Please print the full listing exactly.

Saved data entries
+++
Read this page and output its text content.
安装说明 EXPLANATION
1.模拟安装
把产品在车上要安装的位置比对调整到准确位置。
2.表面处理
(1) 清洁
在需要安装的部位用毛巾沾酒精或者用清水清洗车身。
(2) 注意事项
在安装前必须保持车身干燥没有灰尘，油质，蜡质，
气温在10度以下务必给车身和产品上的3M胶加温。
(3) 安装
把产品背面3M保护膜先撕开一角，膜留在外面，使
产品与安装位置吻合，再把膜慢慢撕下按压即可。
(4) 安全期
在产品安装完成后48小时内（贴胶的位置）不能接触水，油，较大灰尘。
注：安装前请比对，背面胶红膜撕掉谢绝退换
+++
ANSWER FOR THIS EXERCISE
Read this page and output its text content.
安装说明 EXPLANATION
1.模拟安装
把产品在车上要安装的位置比对调整到准确位置。
2.表面处理
(1) 清洁
在需要安装的部位用毛巾沾酒精或者用清水清洗车身。
(2) 注意事项
在安装前必须保持车身干燥没有灰尘，油质，蜡质，
气温在10度以下务必给车身和产品上的3M胶加温。
(3) 安装
把产品背面3M保护膜先撕开一角，膜留在外面，使
产品与安装位置吻合，再把膜慢慢撕下按压即可。
(4) 安全期
在产品安装完成后48小时内（贴胶的位置）不能接触水，油，较大灰尘。
注：安装前请比对，背面胶红膜撕掉谢绝退换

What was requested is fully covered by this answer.